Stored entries
+ + + + +
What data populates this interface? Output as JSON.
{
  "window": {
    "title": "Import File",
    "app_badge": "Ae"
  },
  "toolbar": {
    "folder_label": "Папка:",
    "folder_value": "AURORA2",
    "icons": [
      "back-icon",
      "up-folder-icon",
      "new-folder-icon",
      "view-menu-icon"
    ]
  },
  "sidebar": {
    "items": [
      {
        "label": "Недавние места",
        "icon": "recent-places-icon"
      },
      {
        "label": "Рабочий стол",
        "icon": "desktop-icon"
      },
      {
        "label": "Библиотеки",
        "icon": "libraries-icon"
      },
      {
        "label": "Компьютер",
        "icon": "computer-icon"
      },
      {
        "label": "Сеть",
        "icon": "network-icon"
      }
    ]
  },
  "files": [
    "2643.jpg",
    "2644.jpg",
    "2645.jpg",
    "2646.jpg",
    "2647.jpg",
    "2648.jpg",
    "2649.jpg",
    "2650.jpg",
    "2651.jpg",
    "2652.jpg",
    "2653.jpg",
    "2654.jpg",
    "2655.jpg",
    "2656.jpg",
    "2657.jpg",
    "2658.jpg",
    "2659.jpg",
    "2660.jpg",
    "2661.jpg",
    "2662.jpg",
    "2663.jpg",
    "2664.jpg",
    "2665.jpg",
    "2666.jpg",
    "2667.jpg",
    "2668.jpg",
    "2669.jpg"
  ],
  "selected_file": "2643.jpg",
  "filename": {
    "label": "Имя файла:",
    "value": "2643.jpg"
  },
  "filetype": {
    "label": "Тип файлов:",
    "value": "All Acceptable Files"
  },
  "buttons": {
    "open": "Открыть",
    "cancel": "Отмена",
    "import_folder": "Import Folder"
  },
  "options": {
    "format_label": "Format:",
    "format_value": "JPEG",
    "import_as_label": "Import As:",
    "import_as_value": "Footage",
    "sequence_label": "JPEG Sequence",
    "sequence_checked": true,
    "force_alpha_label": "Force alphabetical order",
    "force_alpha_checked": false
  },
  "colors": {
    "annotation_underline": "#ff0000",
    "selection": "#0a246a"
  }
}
+ + + + +
**Aim of the task**
Extract the complete data, matching each line exactly.

**Task output**
What data populates this interface? Output as JSON.
{
  "window": {
    "title": "Import File",
    "app_badge": "Ae"
  },
  "toolbar": {
    "folder_label": "Папка:",
    "folder_value": "AURORA2",
    "icons": [
      "back-icon",
      "up-folder-icon",
      "new-folder-icon",
      "view-menu-icon"
    ]
  },
  "sidebar": {
    "items": [
      {
        "label": "Недавние места",
        "icon": "recent-places-icon"
      },
      {
        "label": "Рабочий стол",
        "icon": "desktop-icon"
      },
      {
        "label": "Библиотеки",
        "icon": "libraries-icon"
      },
      {
        "label": "Компьютер",
        "icon": "computer-icon"
      },
      {
        "label": "Сеть",
        "icon": "network-icon"
      }
    ]
  },
  "files": [
    "2643.jpg",
    "2644.jpg",
    "2645.jpg",
    "2646.jpg",
    "2647.jpg",
    "2648.jpg",
    "2649.jpg",
    "2650.jpg",
    "2651.jpg",
    "2652.jpg",
    "2653.jpg",
    "2654.jpg",
    "2655.jpg",
    "2656.jpg",
    "2657.jpg",
    "2658.jpg",
    "2659.jpg",
    "2660.jpg",
    "2661.jpg",
    "2662.jpg",
    "2663.jpg",
    "2664.jpg",
    "2665.jpg",
    "2666.jpg",
    "2667.jpg",
    "2668.jpg",
    "2669.jpg"
  ],
  "selected_file": "2643.jpg",
  "filename": {
    "label": "Имя файла:",
    "value": "2643.jpg"
  },
  "filetype": {
    "label": "Тип файлов:",
    "value": "All Acceptable Files"
  },
  "buttons": {
    "open": "Открыть",
    "cancel": "Отмена",
    "import_folder": "Import Folder"
  },
  "options": {
    "format_label": "Format:",
    "format_value": "JPEG",
    "import_as_label": "Import As:",
    "import_as_value": "Footage",
    "sequence_label": "JPEG Sequence",
    "sequence_checked": true,
    "force_alpha_label": "Force alphabetical order",
    "force_alpha_checked": false
  },
  "colors": {
    "annotation_underline": "#ff0000",
    "selection": "#0a246a"
  }
}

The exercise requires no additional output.